SET TASK
Can you output the rows from the one containing "image-placeholder-icon (74, 567, 104, 597)" through the one containing "photos-label: Photos (527, 782, 571, 797)" as a Markdown table, with a Number column counting them and an Entry column holding each row's text, leaving out blank lines?

RECORDS FOR PROCESSING
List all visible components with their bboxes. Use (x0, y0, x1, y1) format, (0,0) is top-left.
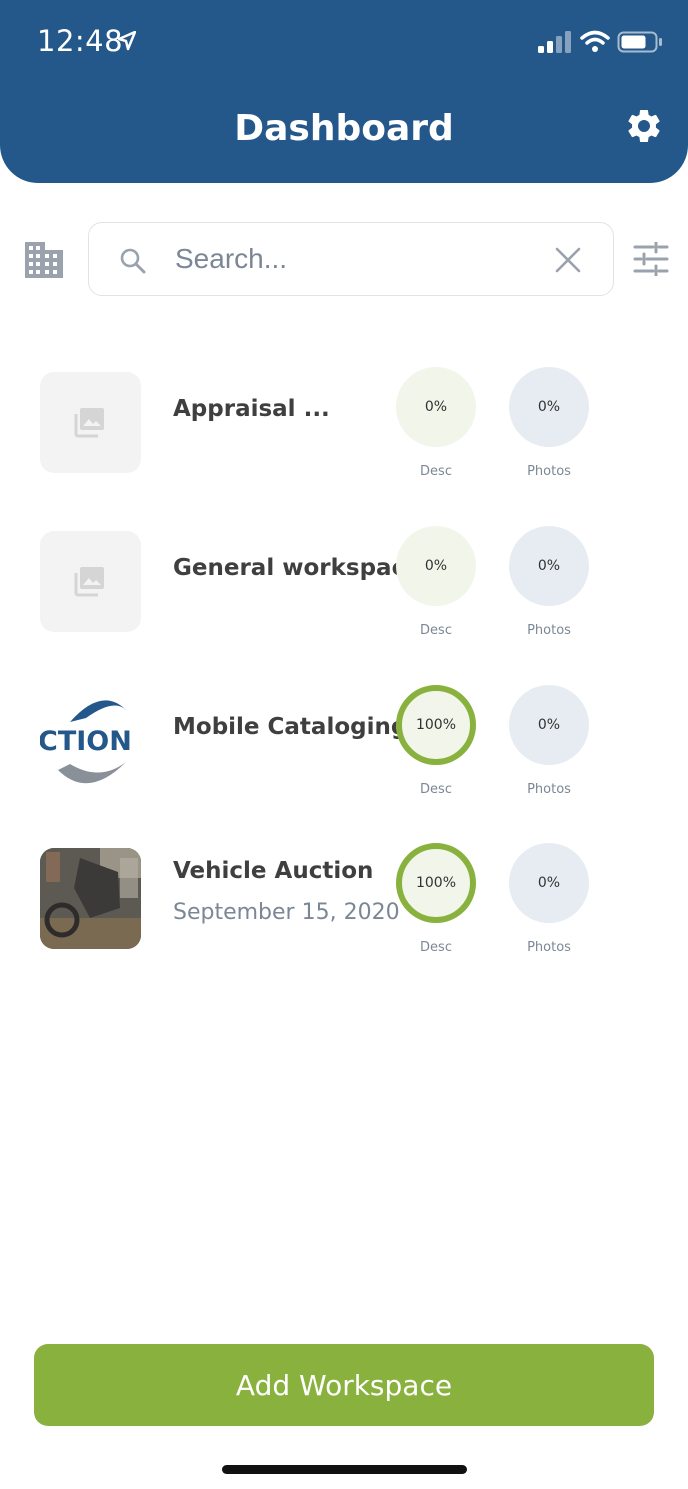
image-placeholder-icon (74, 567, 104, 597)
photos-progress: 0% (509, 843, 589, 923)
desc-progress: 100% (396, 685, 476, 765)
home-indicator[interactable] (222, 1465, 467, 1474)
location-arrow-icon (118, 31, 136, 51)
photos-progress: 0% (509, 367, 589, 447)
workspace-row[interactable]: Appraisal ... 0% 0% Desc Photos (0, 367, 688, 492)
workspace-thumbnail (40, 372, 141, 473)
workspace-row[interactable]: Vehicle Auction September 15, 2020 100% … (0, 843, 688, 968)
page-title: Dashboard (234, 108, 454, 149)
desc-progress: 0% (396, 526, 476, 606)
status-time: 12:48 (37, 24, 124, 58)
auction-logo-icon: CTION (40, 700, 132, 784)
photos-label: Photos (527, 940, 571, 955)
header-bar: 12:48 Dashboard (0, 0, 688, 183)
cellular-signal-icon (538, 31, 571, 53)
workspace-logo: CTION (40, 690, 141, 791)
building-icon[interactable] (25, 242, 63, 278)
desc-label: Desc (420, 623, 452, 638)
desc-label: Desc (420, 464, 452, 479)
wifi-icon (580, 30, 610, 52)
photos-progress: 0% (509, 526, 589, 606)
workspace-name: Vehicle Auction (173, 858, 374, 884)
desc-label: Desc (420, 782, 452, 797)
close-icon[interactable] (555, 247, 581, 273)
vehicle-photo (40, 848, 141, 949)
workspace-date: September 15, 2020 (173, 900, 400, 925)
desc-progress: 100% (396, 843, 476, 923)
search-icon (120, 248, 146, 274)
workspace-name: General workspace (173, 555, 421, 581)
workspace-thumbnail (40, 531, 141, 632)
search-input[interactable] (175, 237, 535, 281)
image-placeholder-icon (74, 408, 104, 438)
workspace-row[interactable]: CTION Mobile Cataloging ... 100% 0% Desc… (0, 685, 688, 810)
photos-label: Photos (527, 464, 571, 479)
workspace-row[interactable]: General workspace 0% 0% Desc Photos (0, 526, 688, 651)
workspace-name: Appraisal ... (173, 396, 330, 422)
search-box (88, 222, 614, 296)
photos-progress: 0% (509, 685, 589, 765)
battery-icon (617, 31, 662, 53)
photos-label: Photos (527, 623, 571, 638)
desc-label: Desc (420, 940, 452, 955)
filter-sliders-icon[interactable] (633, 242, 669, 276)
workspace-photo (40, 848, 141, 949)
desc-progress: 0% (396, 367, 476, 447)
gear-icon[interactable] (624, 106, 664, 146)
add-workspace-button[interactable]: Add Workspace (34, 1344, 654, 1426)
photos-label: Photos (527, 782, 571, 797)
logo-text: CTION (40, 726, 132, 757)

OUTPUT OF THE EXERCISE
| Number | Entry |
|---|---|
| 1 | image-placeholder-icon (74, 567, 104, 597) |
| 2 | photos-progress: 0% (509, 843, 589, 923) |
| 3 | desc-progress: 100% (396, 685, 476, 765) |
| 4 | home-indicator[interactable] (222, 1465, 467, 1474) |
| 5 | location-arrow-icon (118, 31, 136, 51) |
| 6 | photos-progress: 0% (509, 367, 589, 447) |
| 7 | workspace-row[interactable]: Appraisal ... 0% 0% Desc Photos (0, 367, 688, 492) |
| 8 | workspace-thumbnail (40, 372, 141, 473) |
| 9 | workspace-row[interactable]: Vehicle Auction September 15, 2020 100% … (0, 843, 688, 968) |
| 10 | page-title: Dashboard (234, 108, 454, 149) |
| 11 | desc-progress: 0% (396, 526, 476, 606) |
| 12 | status-time: 12:48 (37, 24, 124, 58) |
| 13 | auction-logo-icon: CTION (40, 700, 132, 784) |
| 14 | photos-label: Photos (527, 940, 571, 955) |
| 15 | header-bar: 12:48 Dashboard (0, 0, 688, 183) |
| 16 | cellular-signal-icon (538, 31, 571, 53) |
| 17 | workspace-logo: CTION (40, 690, 141, 791) |
| 18 | building-icon[interactable] (25, 242, 63, 278) |
| 19 | desc-label: Desc (420, 623, 452, 638) |
| 20 | desc-label: Desc (420, 464, 452, 479) |
| 21 | wifi-icon (580, 30, 610, 52) |
| 22 | photos-progress: 0% (509, 526, 589, 606) |
| 23 | workspace-name: Vehicle Auction (173, 858, 374, 884) |
| 24 | desc-label: Desc (420, 782, 452, 797) |
| 25 | close-icon[interactable] (555, 247, 581, 273) |
| 26 | vehicle-photo (40, 848, 141, 949) |
| 27 | workspace-date: September 15, 2020 (173, 900, 400, 925) |
| 28 | desc-progress: 100% (396, 843, 476, 923) |
| 29 | search-icon (120, 248, 146, 274) |
| 30 | workspace-name: General workspace (173, 555, 421, 581) |
| 31 | workspace-thumbnail (40, 531, 141, 632) |
| 32 | search-input[interactable] (175, 237, 535, 281) |
| 33 | image-placeholder-icon (74, 408, 104, 438) |
| 34 | workspace-row[interactable]: CTION Mobile Cataloging ... 100% 0% Desc… (0, 685, 688, 810) |
| 35 | photos-label: Photos (527, 464, 571, 479) |
| 36 | workspace-row[interactable]: General workspace 0% 0% Desc Photos (0, 526, 688, 651) |
| 37 | workspace-name: Appraisal ... (173, 396, 330, 422) |
| 38 | search-box (88, 222, 614, 296) |
| 39 | photos-progress: 0% (509, 685, 589, 765) |
| 40 | battery-icon (617, 31, 662, 53) |
| 41 | photos-label: Photos (527, 623, 571, 638) |
| 42 | desc-label: Desc (420, 940, 452, 955) |
| 43 | filter-sliders-icon[interactable] (633, 242, 669, 276) |
| 44 | workspace-photo (40, 848, 141, 949) |
| 45 | desc-progress: 0% (396, 367, 476, 447) |
| 46 | gear-icon[interactable] (624, 106, 664, 146) |
| 47 | add-workspace-button[interactable]: Add Workspace (34, 1344, 654, 1426) |
| 48 | photos-label: Photos (527, 782, 571, 797) |